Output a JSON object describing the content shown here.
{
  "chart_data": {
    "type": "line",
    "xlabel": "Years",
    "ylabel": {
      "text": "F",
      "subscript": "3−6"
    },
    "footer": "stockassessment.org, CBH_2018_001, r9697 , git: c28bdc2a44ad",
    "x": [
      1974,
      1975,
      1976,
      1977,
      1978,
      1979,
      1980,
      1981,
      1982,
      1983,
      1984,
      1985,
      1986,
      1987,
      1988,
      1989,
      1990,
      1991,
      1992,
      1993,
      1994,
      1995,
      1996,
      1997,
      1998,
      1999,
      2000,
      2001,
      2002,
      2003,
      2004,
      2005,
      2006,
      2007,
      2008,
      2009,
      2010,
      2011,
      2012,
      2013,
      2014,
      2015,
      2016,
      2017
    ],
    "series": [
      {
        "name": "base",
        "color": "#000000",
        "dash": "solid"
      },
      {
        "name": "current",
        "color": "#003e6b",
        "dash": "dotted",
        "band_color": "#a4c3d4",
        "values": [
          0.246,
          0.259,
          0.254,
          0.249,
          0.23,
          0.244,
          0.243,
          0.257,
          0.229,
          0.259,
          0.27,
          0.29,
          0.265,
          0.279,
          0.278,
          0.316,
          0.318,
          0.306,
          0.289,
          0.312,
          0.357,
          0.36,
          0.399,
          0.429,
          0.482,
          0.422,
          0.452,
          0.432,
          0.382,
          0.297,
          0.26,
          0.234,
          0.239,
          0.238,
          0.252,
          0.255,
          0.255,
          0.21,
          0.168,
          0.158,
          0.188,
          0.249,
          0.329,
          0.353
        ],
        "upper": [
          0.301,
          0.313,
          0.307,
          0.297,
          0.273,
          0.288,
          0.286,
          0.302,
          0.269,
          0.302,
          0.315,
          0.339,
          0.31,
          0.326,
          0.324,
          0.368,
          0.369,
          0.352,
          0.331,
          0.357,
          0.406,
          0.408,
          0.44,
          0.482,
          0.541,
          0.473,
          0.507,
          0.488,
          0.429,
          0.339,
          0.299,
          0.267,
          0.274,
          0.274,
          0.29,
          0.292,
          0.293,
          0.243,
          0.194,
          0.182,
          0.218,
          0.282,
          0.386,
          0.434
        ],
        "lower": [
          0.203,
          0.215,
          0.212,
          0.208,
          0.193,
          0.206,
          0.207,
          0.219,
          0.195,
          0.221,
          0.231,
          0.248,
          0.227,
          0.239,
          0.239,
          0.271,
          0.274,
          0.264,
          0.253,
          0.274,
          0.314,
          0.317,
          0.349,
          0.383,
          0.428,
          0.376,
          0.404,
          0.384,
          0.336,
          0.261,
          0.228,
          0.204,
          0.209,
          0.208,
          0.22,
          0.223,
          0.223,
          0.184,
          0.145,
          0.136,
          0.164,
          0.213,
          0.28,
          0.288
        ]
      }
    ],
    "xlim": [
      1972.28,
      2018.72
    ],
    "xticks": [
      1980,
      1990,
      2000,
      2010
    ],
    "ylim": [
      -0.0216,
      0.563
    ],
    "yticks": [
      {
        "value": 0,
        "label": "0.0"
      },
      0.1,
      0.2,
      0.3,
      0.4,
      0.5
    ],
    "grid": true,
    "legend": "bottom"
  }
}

====

Instructions for the task
The records above are to be repeated exactly, in their entirety.

Reply
Output a JSON object describing the content shown here.
{
  "chart_data": {
    "type": "line",
    "xlabel": "Years",
    "ylabel": {
      "text": "F",
      "subscript": "3−6"
    },
    "footer": "stockassessment.org, CBH_2018_001, r9697 , git: c28bdc2a44ad",
    "x": [
      1974,
      1975,
      1976,
      1977,
      1978,
      1979,
      1980,
      1981,
      1982,
      1983,
      1984,
      1985,
      1986,
      1987,
      1988,
      1989,
      1990,
      1991,
      1992,
      1993,
      1994,
      1995,
      1996,
      1997,
      1998,
      1999,
      2000,
      2001,
      2002,
      2003,
      2004,
      2005,
      2006,
      2007,
      2008,
      2009,
      2010,
      2011,
      2012,
      2013,
      2014,
      2015,
      2016,
      2017
    ],
    "series": [
      {
        "name": "base",
        "color": "#000000",
        "dash": "solid"
      },
      {
        "name": "current",
        "color": "#003e6b",
        "dash": "dotted",
        "band_color": "#a4c3d4",
        "values": [
          0.246,
          0.259,
          0.254,
          0.249,
          0.23,
          0.244,
          0.243,
          0.257,
          0.229,
          0.259,
          0.27,
          0.29,
          0.265,
          0.279,
          0.278,
          0.316,
          0.318,
          0.306,
          0.289,
          0.312,
          0.357,
          0.36,
          0.399,
          0.429,
          0.482,
          0.422,
          0.452,
          0.432,
          0.382,
          0.297,
          0.26,
          0.234,
          0.239,
          0.238,
          0.252,
          0.255,
          0.255,
          0.21,
          0.168,
          0.158,
          0.188,
          0.249,
          0.329,
          0.353
        ],
        "upper": [
          0.301,
          0.313,
          0.307,
          0.297,
          0.273,
          0.288,
          0.286,
          0.302,
          0.269,
          0.302,
          0.315,
          0.339,
          0.31,
          0.326,
          0.324,
          0.368,
          0.369,
          0.352,
          0.331,
          0.357,
          0.406,
          0.408,
          0.44,
          0.482,
          0.541,
          0.473,
          0.507,
          0.488,
          0.429,
          0.339,
          0.299,
          0.267,
          0.274,
          0.274,
          0.29,
          0.292,
          0.293,
          0.243,
          0.194,
          0.182,
          0.218,
          0.282,
          0.386,
          0.434
        ],
        "lower": [
          0.203,
          0.215,
          0.212,
          0.208,
          0.193,
          0.206,
          0.207,
          0.219,
          0.195,
          0.221,
          0.231,
          0.248,
          0.227,
          0.239,
          0.239,
          0.271,
          0.274,
          0.264,
          0.253,
          0.274,
          0.314,
          0.317,
          0.349,
          0.383,
          0.428,
          0.376,
          0.404,
          0.384,
          0.336,
          0.261,
          0.228,
          0.204,
          0.209,
          0.208,
          0.22,
          0.223,
          0.223,
          0.184,
          0.145,
          0.136,
          0.164,
          0.213,
          0.28,
          0.288
        ]
      }
    ],
    "xlim": [
      1972.28,
      2018.72
    ],
    "xticks": [
      1980,
      1990,
      2000,
      2010
    ],
    "ylim": [
      -0.0216,
      0.563
    ],
    "yticks": [
      {
        "value": 0,
        "label": "0.0"
      },
      0.1,
      0.2,
      0.3,
      0.4,
      0.5
    ],
    "grid": true,
    "legend": "bottom"
  }
}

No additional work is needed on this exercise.